-- begin AVAILABLE RECORDS --

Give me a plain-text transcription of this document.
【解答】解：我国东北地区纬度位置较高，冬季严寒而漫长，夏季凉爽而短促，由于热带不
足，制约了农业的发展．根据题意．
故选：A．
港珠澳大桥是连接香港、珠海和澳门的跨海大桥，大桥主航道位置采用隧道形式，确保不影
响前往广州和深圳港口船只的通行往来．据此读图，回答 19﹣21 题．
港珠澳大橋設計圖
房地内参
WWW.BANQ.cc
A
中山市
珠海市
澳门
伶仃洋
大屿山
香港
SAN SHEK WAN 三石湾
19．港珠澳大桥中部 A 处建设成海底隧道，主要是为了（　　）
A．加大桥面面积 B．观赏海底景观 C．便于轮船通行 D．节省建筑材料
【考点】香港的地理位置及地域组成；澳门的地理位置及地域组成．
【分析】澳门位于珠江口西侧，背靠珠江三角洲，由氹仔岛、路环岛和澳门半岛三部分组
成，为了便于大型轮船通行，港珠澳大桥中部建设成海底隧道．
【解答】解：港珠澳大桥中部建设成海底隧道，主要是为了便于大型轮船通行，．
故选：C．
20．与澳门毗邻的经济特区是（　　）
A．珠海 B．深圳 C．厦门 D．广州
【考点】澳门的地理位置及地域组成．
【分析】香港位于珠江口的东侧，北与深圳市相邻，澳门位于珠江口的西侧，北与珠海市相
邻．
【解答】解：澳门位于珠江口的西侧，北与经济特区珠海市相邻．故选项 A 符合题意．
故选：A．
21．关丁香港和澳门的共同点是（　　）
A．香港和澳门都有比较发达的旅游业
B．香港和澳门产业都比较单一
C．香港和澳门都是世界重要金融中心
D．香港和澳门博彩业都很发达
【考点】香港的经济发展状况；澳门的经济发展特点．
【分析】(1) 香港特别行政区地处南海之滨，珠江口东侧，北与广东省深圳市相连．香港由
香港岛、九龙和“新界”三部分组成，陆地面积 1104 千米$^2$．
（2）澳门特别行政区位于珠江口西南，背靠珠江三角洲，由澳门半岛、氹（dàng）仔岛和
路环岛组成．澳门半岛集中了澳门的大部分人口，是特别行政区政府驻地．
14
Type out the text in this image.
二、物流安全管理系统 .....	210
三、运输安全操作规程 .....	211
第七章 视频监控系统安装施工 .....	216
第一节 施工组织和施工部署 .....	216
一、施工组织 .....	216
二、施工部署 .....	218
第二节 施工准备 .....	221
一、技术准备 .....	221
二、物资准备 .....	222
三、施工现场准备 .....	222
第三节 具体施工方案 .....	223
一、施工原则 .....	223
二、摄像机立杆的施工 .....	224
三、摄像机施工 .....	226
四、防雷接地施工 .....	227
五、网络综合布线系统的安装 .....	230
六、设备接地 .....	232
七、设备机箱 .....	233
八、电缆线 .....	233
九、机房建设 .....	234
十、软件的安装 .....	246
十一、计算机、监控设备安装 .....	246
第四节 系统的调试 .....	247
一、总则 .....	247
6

-- end AVAILABLE RECORDS --

#### REQUIRED TASK:
Copy the material above, line for line.

#### FINAL RESULT:
Give me a plain-text transcription of this document.
【解答】解：我国东北地区纬度位置较高，冬季严寒而漫长，夏季凉爽而短促，由于热带不
足，制约了农业的发展．根据题意．
故选：A．
港珠澳大桥是连接香港、珠海和澳门的跨海大桥，大桥主航道位置采用隧道形式，确保不影
响前往广州和深圳港口船只的通行往来．据此读图，回答 19﹣21 题．
港珠澳大橋設計圖
房地内参
WWW.BANQ.cc
A
中山市
珠海市
澳门
伶仃洋
大屿山
香港
SAN SHEK WAN 三石湾
19．港珠澳大桥中部 A 处建设成海底隧道，主要是为了（　　）
A．加大桥面面积 B．观赏海底景观 C．便于轮船通行 D．节省建筑材料
【考点】香港的地理位置及地域组成；澳门的地理位置及地域组成．
【分析】澳门位于珠江口西侧，背靠珠江三角洲，由氹仔岛、路环岛和澳门半岛三部分组
成，为了便于大型轮船通行，港珠澳大桥中部建设成海底隧道．
【解答】解：港珠澳大桥中部建设成海底隧道，主要是为了便于大型轮船通行，．
故选：C．
20．与澳门毗邻的经济特区是（　　）
A．珠海 B．深圳 C．厦门 D．广州
【考点】澳门的地理位置及地域组成．
【分析】香港位于珠江口的东侧，北与深圳市相邻，澳门位于珠江口的西侧，北与珠海市相
邻．
【解答】解：澳门位于珠江口的西侧，北与经济特区珠海市相邻．故选项 A 符合题意．
故选：A．
21．关丁香港和澳门的共同点是（　　）
A．香港和澳门都有比较发达的旅游业
B．香港和澳门产业都比较单一
C．香港和澳门都是世界重要金融中心
D．香港和澳门博彩业都很发达
【考点】香港的经济发展状况；澳门的经济发展特点．
【分析】(1) 香港特别行政区地处南海之滨，珠江口东侧，北与广东省深圳市相连．香港由
香港岛、九龙和“新界”三部分组成，陆地面积 1104 千米$^2$．
（2）澳门特别行政区位于珠江口西南，背靠珠江三角洲，由澳门半岛、氹（dàng）仔岛和
路环岛组成．澳门半岛集中了澳门的大部分人口，是特别行政区政府驻地．
14
Type out the text in this image.
二、物流安全管理系统 .....	210
三、运输安全操作规程 .....	211
第七章 视频监控系统安装施工 .....	216
第一节 施工组织和施工部署 .....	216
一、施工组织 .....	216
二、施工部署 .....	218
第二节 施工准备 .....	221
一、技术准备 .....	221
二、物资准备 .....	222
三、施工现场准备 .....	222
第三节 具体施工方案 .....	223
一、施工原则 .....	223
二、摄像机立杆的施工 .....	224
三、摄像机施工 .....	226
四、防雷接地施工 .....	227
五、网络综合布线系统的安装 .....	230
六、设备接地 .....	232
七、设备机箱 .....	233
八、电缆线 .....	233
九、机房建设 .....	234
十、软件的安装 .....	246
十一、计算机、监控设备安装 .....	246
第四节 系统的调试 .....	247
一、总则 .....	247
6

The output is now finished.